- Dataset extract:
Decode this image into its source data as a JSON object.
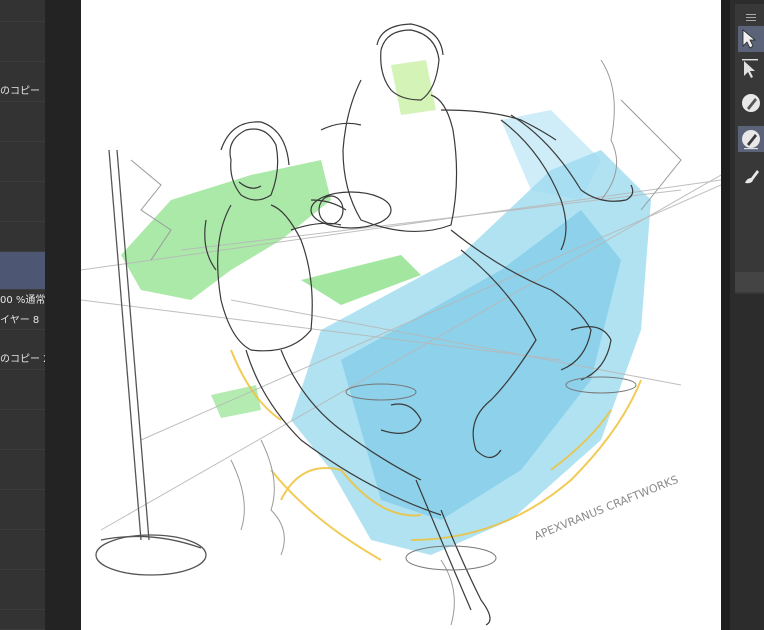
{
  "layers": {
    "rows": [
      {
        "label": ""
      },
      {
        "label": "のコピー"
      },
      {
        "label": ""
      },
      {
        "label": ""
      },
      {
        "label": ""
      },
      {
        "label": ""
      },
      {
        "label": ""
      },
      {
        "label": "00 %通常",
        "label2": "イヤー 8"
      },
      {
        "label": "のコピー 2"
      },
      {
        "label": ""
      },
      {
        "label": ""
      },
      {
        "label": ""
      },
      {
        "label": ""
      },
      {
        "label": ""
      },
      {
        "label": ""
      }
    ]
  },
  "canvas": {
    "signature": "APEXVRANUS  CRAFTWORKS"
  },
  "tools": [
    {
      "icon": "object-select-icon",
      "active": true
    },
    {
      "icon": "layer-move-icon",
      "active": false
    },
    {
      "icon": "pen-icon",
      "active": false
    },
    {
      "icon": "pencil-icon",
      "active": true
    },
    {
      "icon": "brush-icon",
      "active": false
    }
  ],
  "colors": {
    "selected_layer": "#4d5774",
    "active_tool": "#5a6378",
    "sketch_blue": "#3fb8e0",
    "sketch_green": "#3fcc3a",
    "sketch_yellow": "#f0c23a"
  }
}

==

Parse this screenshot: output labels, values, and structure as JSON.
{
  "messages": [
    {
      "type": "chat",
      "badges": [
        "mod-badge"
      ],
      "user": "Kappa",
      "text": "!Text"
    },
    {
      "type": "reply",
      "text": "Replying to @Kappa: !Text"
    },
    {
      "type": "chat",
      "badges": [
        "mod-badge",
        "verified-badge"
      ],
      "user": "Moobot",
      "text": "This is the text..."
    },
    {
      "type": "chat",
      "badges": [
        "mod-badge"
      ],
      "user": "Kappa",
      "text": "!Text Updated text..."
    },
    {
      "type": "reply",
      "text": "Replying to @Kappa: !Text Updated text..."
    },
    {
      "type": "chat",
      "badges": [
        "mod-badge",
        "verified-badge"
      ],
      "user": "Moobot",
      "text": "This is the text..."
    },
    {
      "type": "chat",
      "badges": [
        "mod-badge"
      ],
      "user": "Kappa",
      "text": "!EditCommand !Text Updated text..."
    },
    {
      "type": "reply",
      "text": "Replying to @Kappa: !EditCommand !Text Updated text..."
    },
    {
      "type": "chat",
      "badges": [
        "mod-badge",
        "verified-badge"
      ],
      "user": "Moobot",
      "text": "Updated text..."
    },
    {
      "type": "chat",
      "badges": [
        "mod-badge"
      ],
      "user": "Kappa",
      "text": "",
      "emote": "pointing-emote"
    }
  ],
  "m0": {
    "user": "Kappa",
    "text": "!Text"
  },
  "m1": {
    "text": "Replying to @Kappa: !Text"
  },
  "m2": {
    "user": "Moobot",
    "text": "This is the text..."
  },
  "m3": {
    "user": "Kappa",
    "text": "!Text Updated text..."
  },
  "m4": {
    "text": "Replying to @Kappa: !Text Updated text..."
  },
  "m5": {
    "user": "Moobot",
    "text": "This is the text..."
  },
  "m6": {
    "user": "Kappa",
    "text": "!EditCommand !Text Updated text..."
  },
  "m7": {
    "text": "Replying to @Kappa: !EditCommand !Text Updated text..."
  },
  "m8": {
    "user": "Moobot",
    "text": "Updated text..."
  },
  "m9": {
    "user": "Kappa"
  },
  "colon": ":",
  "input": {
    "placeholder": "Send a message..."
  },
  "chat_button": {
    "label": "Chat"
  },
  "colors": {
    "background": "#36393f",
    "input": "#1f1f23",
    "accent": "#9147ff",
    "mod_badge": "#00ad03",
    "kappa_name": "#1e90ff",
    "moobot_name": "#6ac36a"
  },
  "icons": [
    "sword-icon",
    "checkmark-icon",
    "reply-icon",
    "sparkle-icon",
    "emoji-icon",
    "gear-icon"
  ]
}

- Task statement:
Within the listing above, find every line containing the string "Updated" and return it.

- Answer to this problem:
      "text": "!Text Updated text..."
      "text": "Replying to @Kappa: !Text Updated text..."
      "text": "!EditCommand !Text Updated text..."
      "text": "Replying to @Kappa: !EditCommand !Text Updated text..."
      "text": "Updated text..."
    "text": "!Text Updated text..."
    "text": "Replying to @Kappa: !Text Updated text..."
    "text": "!EditCommand !Text Updated text..."
    "text": "Replying to @Kappa: !EditCommand !Text Updated text..."
    "text": "Updated text..."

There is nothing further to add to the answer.